— Begin —
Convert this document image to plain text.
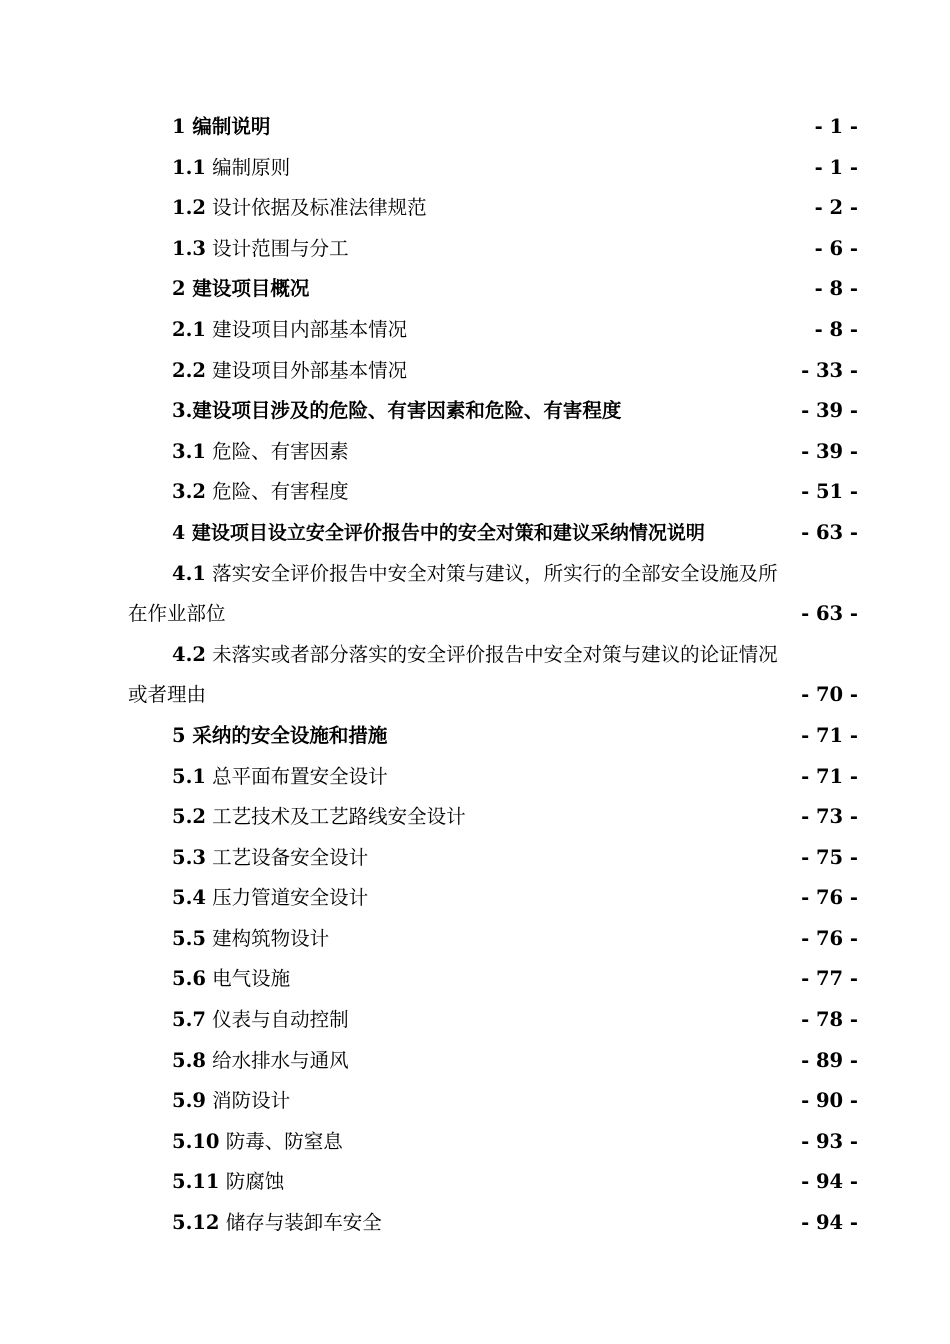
1 编制说明	- 1 -
1.1 编制原则	- 1 -
1.2 设计依据及标准法律规范	- 2 -
1.3 设计范围与分工	- 6 -
2 建设项目概况	- 8 -
2.1 建设项目内部基本情况	- 8 -
2.2 建设项目外部基本情况	- 33 -
3.建设项目涉及的危险、有害因素和危险、有害程度	- 39 -
3.1 危险、有害因素	- 39 -
3.2 危险、有害程度	- 51 -
4 建设项目设立安全评价报告中的安全对策和建议采纳情况说明	- 63 -
4.1 落实安全评价报告中安全对策与建议，所实行的全部安全设施及所
在作业部位	- 63 -
4.2 未落实或者部分落实的安全评价报告中安全对策与建议的论证情况
或者理由	- 70 -
5 采纳的安全设施和措施	- 71 -
5.1 总平面布置安全设计	- 71 -
5.2 工艺技术及工艺路线安全设计	- 73 -
5.3 工艺设备安全设计	- 75 -
5.4 压力管道安全设计	- 76 -
5.5 建构筑物设计	- 76 -
5.6 电气设施	- 77 -
5.7 仪表与自动控制	- 78 -
5.8 给水排水与通风	- 89 -
5.9 消防设计	- 90 -
5.10 防毒、防窒息	- 93 -
5.11 防腐蚀	- 94 -
5.12 储存与装卸车安全	- 94 -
— End —
- **Exercise instructions**: Except for the pictures, copy the material above exactly.

- **Answer**:
Convert this document image to plain text.
1 编制说明	- 1 -
1.1 编制原则	- 1 -
1.2 设计依据及标准法律规范	- 2 -
1.3 设计范围与分工	- 6 -
2 建设项目概况	- 8 -
2.1 建设项目内部基本情况	- 8 -
2.2 建设项目外部基本情况	- 33 -
3.建设项目涉及的危险、有害因素和危险、有害程度	- 39 -
3.1 危险、有害因素	- 39 -
3.2 危险、有害程度	- 51 -
4 建设项目设立安全评价报告中的安全对策和建议采纳情况说明	- 63 -
4.1 落实安全评价报告中安全对策与建议，所实行的全部安全设施及所
在作业部位	- 63 -
4.2 未落实或者部分落实的安全评价报告中安全对策与建议的论证情况
或者理由	- 70 -
5 采纳的安全设施和措施	- 71 -
5.1 总平面布置安全设计	- 71 -
5.2 工艺技术及工艺路线安全设计	- 73 -
5.3 工艺设备安全设计	- 75 -
5.4 压力管道安全设计	- 76 -
5.5 建构筑物设计	- 76 -
5.6 电气设施	- 77 -
5.7 仪表与自动控制	- 78 -
5.8 给水排水与通风	- 89 -
5.9 消防设计	- 90 -
5.10 防毒、防窒息	- 93 -
5.11 防腐蚀	- 94 -
5.12 储存与装卸车安全	- 94 -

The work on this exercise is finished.